> _WORK TO DO_: Would you pull out every line of the material that contains the string "kcal"?

> _STORED DATA_:
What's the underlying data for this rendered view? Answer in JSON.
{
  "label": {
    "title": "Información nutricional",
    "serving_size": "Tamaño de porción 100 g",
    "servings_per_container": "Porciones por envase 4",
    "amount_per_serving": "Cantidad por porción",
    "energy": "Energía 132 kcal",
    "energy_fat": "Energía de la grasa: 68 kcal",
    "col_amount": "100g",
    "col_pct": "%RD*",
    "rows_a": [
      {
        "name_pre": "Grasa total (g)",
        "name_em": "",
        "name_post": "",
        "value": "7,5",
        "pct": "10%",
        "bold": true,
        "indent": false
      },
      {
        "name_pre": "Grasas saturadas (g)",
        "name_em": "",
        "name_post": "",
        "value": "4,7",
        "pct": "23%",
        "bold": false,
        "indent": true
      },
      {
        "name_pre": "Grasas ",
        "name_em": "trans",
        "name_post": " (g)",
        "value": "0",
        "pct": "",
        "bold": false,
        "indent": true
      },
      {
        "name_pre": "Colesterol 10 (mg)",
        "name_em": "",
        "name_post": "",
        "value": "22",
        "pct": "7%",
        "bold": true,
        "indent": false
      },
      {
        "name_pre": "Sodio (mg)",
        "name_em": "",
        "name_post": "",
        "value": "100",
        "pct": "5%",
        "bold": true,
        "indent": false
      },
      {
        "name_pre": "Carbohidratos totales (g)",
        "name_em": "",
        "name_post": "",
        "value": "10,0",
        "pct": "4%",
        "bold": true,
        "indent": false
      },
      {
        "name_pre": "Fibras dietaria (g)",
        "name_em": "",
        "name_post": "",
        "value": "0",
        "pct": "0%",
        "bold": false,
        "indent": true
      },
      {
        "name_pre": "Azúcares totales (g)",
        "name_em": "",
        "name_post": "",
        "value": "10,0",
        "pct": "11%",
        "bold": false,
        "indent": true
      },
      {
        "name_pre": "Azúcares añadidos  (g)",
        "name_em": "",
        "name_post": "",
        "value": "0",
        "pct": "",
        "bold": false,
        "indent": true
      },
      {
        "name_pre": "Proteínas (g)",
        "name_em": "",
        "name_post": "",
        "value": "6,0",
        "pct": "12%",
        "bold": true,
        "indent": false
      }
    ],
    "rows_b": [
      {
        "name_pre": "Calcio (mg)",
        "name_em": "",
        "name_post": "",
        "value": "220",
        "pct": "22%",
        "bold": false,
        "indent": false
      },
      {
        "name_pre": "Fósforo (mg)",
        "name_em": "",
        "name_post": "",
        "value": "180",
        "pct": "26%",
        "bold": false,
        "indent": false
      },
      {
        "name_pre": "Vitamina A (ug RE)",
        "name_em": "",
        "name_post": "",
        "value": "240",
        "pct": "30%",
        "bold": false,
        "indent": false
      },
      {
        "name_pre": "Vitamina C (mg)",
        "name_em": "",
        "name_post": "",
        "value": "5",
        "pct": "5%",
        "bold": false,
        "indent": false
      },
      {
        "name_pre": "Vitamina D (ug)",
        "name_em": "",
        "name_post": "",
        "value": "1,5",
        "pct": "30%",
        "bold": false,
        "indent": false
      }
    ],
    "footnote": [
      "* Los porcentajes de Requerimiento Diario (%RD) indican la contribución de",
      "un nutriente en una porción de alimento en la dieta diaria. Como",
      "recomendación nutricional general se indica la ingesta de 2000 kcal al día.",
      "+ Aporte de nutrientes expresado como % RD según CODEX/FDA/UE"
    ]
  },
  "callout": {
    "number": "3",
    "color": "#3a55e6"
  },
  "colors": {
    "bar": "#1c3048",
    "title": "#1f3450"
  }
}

> _PROBLEM SOLUTION_:
    "energy": "Energía 132 kcal",
    "energy_fat": "Energía de la grasa: 68 kcal",
      "recomendación nutricional general se indica la ingesta de 2000 kcal al día.",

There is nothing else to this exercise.